## Record list
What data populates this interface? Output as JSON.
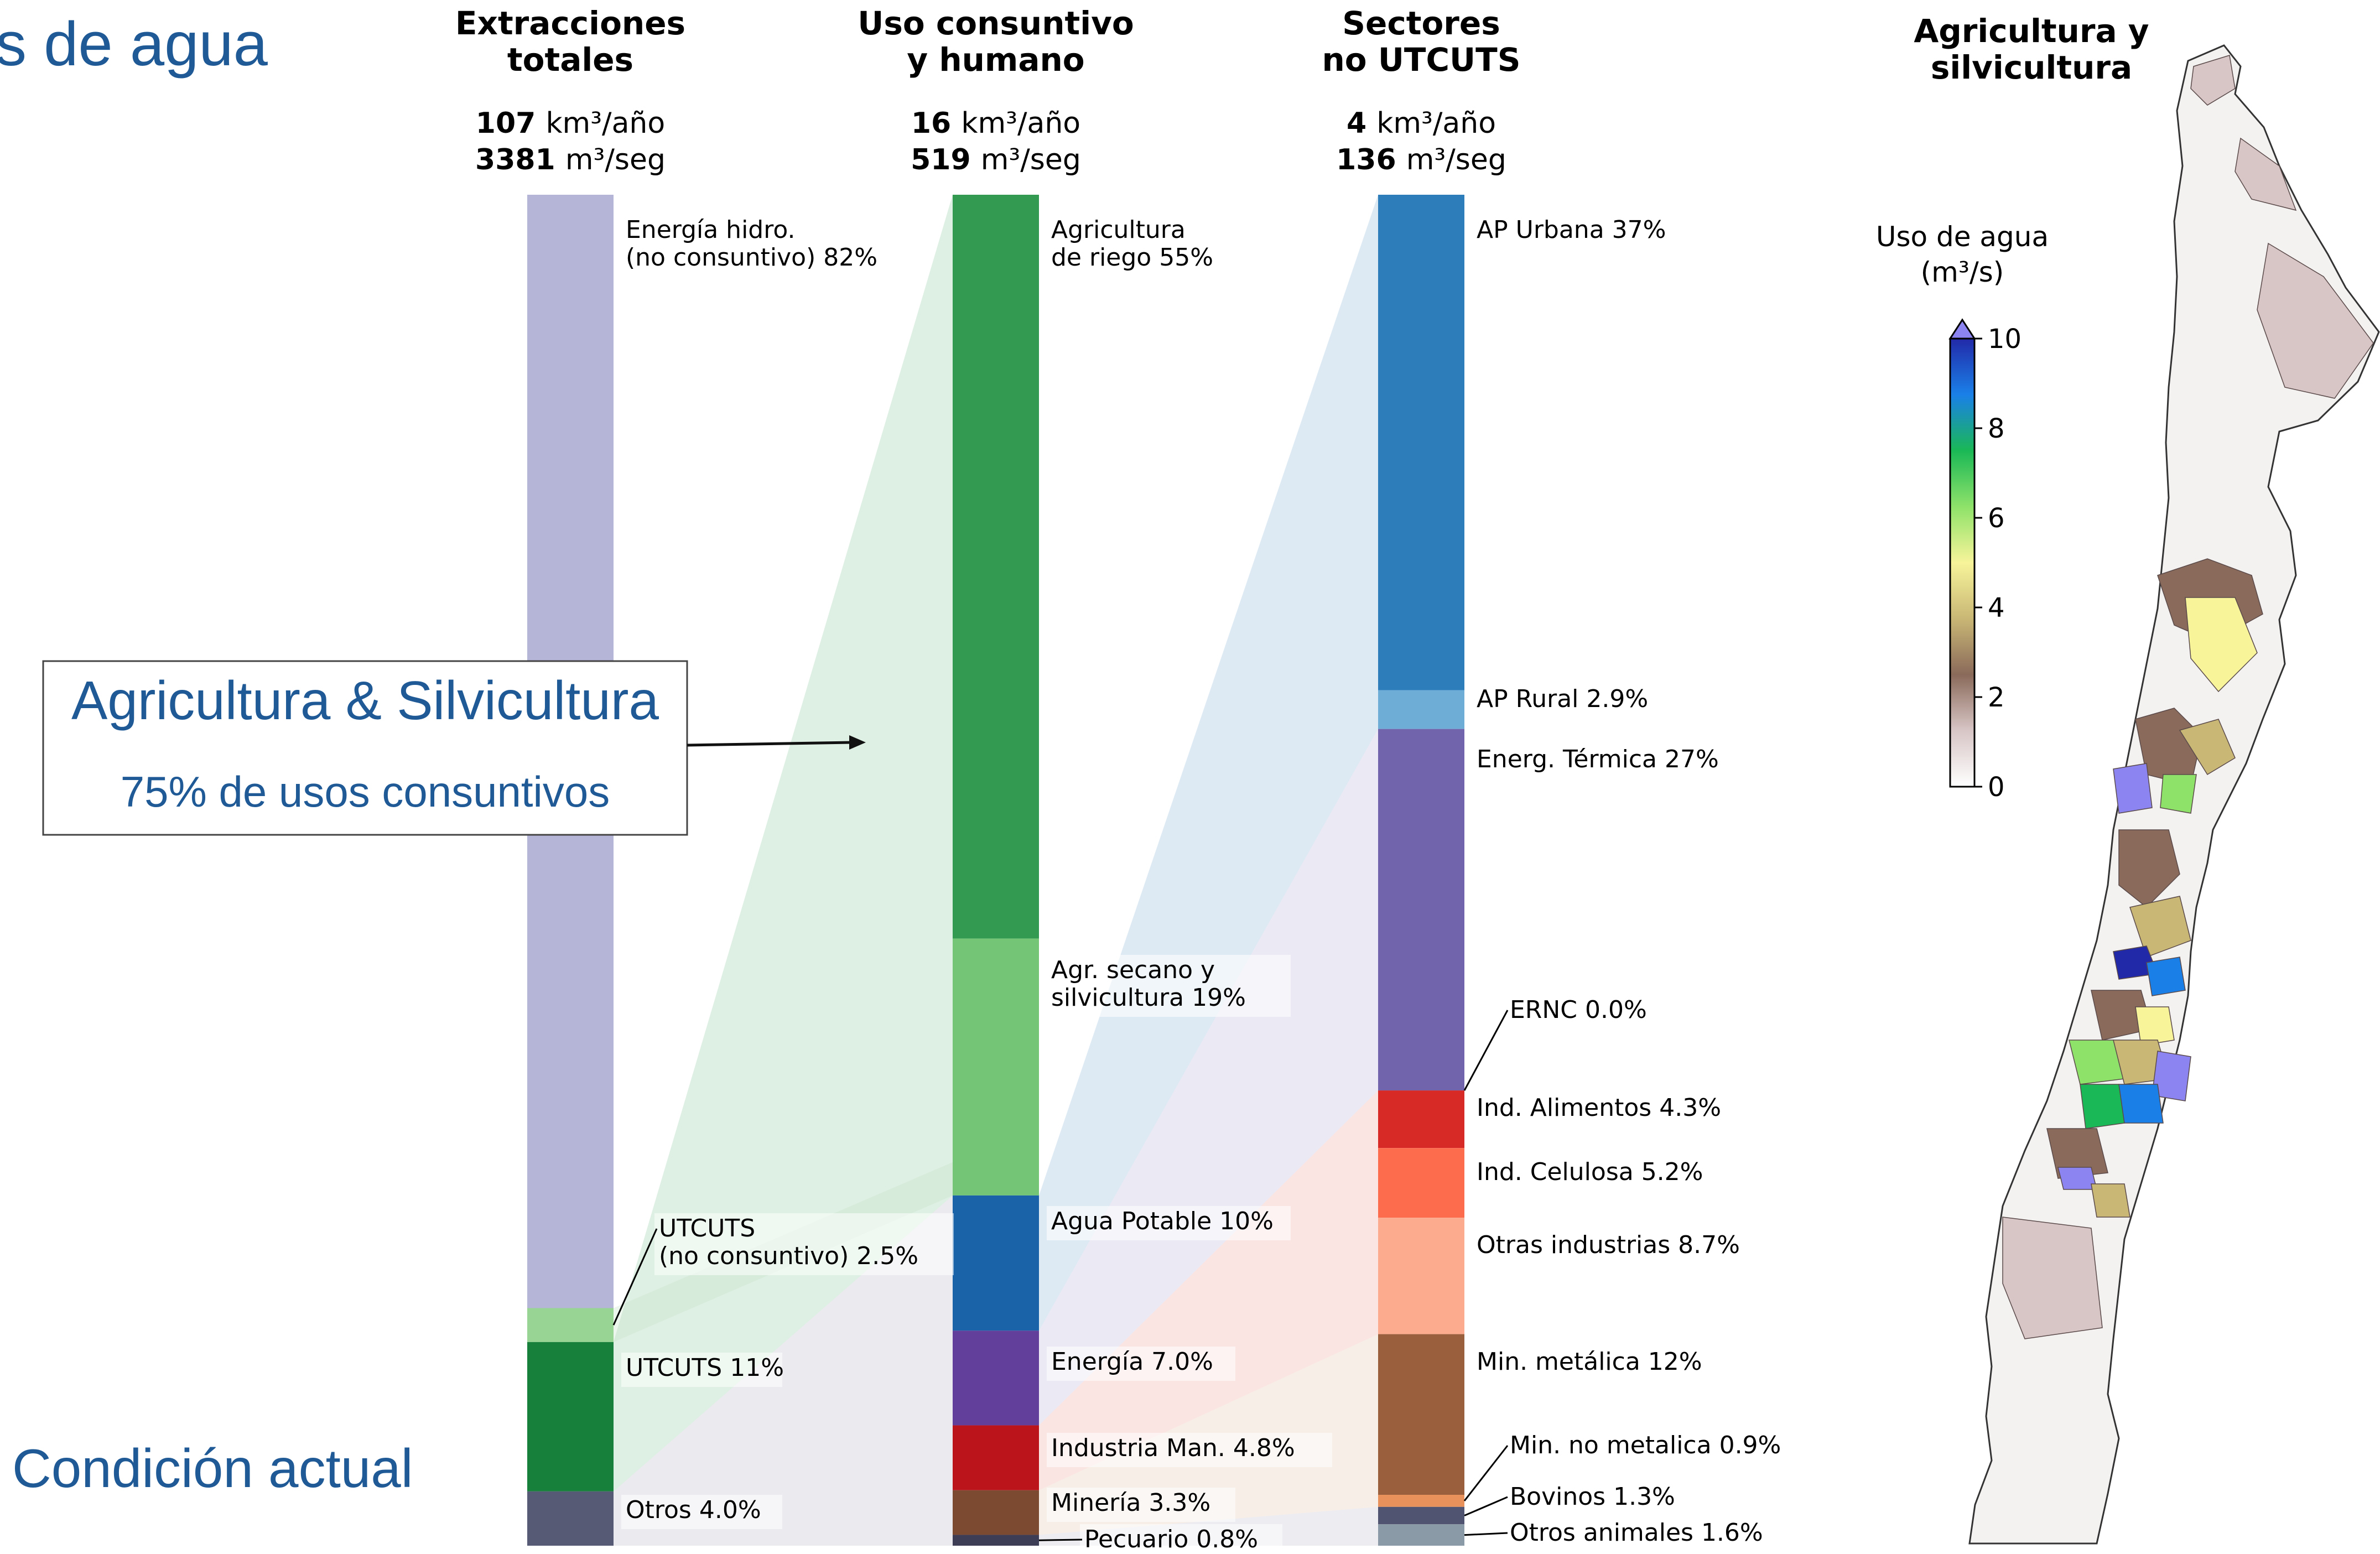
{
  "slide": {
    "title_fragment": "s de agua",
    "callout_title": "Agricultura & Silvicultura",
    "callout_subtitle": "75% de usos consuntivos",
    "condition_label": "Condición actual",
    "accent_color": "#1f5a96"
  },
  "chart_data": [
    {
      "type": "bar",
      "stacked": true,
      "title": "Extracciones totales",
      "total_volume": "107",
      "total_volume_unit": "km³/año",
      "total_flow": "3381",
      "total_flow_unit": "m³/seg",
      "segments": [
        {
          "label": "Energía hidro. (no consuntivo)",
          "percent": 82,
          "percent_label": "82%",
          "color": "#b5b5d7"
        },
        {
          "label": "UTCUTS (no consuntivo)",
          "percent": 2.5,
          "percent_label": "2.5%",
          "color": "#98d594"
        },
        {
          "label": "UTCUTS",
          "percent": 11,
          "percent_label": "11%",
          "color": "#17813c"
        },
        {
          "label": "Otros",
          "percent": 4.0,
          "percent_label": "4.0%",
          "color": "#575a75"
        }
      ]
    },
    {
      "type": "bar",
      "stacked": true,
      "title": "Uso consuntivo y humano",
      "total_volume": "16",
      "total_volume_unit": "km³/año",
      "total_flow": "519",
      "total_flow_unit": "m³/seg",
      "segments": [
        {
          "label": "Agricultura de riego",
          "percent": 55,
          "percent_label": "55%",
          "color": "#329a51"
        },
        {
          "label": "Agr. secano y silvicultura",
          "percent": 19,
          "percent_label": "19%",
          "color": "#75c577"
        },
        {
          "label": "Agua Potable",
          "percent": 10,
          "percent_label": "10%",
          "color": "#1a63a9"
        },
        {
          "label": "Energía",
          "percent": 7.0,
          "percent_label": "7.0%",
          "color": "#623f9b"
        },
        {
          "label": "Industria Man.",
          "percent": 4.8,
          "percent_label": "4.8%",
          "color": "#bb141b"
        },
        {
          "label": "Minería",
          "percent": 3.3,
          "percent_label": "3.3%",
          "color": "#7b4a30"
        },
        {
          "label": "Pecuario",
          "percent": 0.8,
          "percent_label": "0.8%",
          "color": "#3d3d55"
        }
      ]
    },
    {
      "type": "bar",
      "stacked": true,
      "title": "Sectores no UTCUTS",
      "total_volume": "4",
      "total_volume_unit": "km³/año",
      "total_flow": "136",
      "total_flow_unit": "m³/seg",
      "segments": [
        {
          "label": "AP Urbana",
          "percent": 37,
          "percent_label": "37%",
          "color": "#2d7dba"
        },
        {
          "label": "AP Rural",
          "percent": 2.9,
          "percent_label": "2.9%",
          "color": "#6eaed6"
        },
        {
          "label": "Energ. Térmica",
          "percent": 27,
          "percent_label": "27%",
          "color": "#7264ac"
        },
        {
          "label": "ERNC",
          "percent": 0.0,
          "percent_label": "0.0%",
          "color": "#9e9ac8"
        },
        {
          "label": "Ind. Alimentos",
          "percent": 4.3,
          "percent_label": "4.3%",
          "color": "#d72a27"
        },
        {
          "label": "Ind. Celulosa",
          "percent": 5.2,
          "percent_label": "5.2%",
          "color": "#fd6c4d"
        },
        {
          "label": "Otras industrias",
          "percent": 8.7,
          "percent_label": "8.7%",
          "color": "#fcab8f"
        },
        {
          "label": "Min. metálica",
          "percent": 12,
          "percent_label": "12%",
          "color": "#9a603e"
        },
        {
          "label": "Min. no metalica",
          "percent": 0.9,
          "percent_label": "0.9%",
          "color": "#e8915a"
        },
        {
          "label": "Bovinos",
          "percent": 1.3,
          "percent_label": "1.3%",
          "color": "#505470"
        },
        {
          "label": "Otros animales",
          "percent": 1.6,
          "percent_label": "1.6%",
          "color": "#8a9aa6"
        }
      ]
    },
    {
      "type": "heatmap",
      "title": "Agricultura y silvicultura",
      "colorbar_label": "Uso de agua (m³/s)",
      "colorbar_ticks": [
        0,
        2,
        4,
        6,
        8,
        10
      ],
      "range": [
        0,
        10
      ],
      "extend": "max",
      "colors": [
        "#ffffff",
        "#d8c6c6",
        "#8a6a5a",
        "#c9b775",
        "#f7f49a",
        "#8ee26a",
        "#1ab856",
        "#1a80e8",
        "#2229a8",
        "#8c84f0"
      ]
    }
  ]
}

## Problem to solve
The entries above should be reproduced exactly, without their pictures.

## Full output
What data populates this interface? Output as JSON.
{
  "slide": {
    "title_fragment": "s de agua",
    "callout_title": "Agricultura & Silvicultura",
    "callout_subtitle": "75% de usos consuntivos",
    "condition_label": "Condición actual",
    "accent_color": "#1f5a96"
  },
  "chart_data": [
    {
      "type": "bar",
      "stacked": true,
      "title": "Extracciones totales",
      "total_volume": "107",
      "total_volume_unit": "km³/año",
      "total_flow": "3381",
      "total_flow_unit": "m³/seg",
      "segments": [
        {
          "label": "Energía hidro. (no consuntivo)",
          "percent": 82,
          "percent_label": "82%",
          "color": "#b5b5d7"
        },
        {
          "label": "UTCUTS (no consuntivo)",
          "percent": 2.5,
          "percent_label": "2.5%",
          "color": "#98d594"
        },
        {
          "label": "UTCUTS",
          "percent": 11,
          "percent_label": "11%",
          "color": "#17813c"
        },
        {
          "label": "Otros",
          "percent": 4.0,
          "percent_label": "4.0%",
          "color": "#575a75"
        }
      ]
    },
    {
      "type": "bar",
      "stacked": true,
      "title": "Uso consuntivo y humano",
      "total_volume": "16",
      "total_volume_unit": "km³/año",
      "total_flow": "519",
      "total_flow_unit": "m³/seg",
      "segments": [
        {
          "label": "Agricultura de riego",
          "percent": 55,
          "percent_label": "55%",
          "color": "#329a51"
        },
        {
          "label": "Agr. secano y silvicultura",
          "percent": 19,
          "percent_label": "19%",
          "color": "#75c577"
        },
        {
          "label": "Agua Potable",
          "percent": 10,
          "percent_label": "10%",
          "color": "#1a63a9"
        },
        {
          "label": "Energía",
          "percent": 7.0,
          "percent_label": "7.0%",
          "color": "#623f9b"
        },
        {
          "label": "Industria Man.",
          "percent": 4.8,
          "percent_label": "4.8%",
          "color": "#bb141b"
        },
        {
          "label": "Minería",
          "percent": 3.3,
          "percent_label": "3.3%",
          "color": "#7b4a30"
        },
        {
          "label": "Pecuario",
          "percent": 0.8,
          "percent_label": "0.8%",
          "color": "#3d3d55"
        }
      ]
    },
    {
      "type": "bar",
      "stacked": true,
      "title": "Sectores no UTCUTS",
      "total_volume": "4",
      "total_volume_unit": "km³/año",
      "total_flow": "136",
      "total_flow_unit": "m³/seg",
      "segments": [
        {
          "label": "AP Urbana",
          "percent": 37,
          "percent_label": "37%",
          "color": "#2d7dba"
        },
        {
          "label": "AP Rural",
          "percent": 2.9,
          "percent_label": "2.9%",
          "color": "#6eaed6"
        },
        {
          "label": "Energ. Térmica",
          "percent": 27,
          "percent_label": "27%",
          "color": "#7264ac"
        },
        {
          "label": "ERNC",
          "percent": 0.0,
          "percent_label": "0.0%",
          "color": "#9e9ac8"
        },
        {
          "label": "Ind. Alimentos",
          "percent": 4.3,
          "percent_label": "4.3%",
          "color": "#d72a27"
        },
        {
          "label": "Ind. Celulosa",
          "percent": 5.2,
          "percent_label": "5.2%",
          "color": "#fd6c4d"
        },
        {
          "label": "Otras industrias",
          "percent": 8.7,
          "percent_label": "8.7%",
          "color": "#fcab8f"
        },
        {
          "label": "Min. metálica",
          "percent": 12,
          "percent_label": "12%",
          "color": "#9a603e"
        },
        {
          "label": "Min. no metalica",
          "percent": 0.9,
          "percent_label": "0.9%",
          "color": "#e8915a"
        },
        {
          "label": "Bovinos",
          "percent": 1.3,
          "percent_label": "1.3%",
          "color": "#505470"
        },
        {
          "label": "Otros animales",
          "percent": 1.6,
          "percent_label": "1.6%",
          "color": "#8a9aa6"
        }
      ]
    },
    {
      "type": "heatmap",
      "title": "Agricultura y silvicultura",
      "colorbar_label": "Uso de agua (m³/s)",
      "colorbar_ticks": [
        0,
        2,
        4,
        6,
        8,
        10
      ],
      "range": [
        0,
        10
      ],
      "extend": "max",
      "colors": [
        "#ffffff",
        "#d8c6c6",
        "#8a6a5a",
        "#c9b775",
        "#f7f49a",
        "#8ee26a",
        "#1ab856",
        "#1a80e8",
        "#2229a8",
        "#8c84f0"
      ]
    }
  ]
}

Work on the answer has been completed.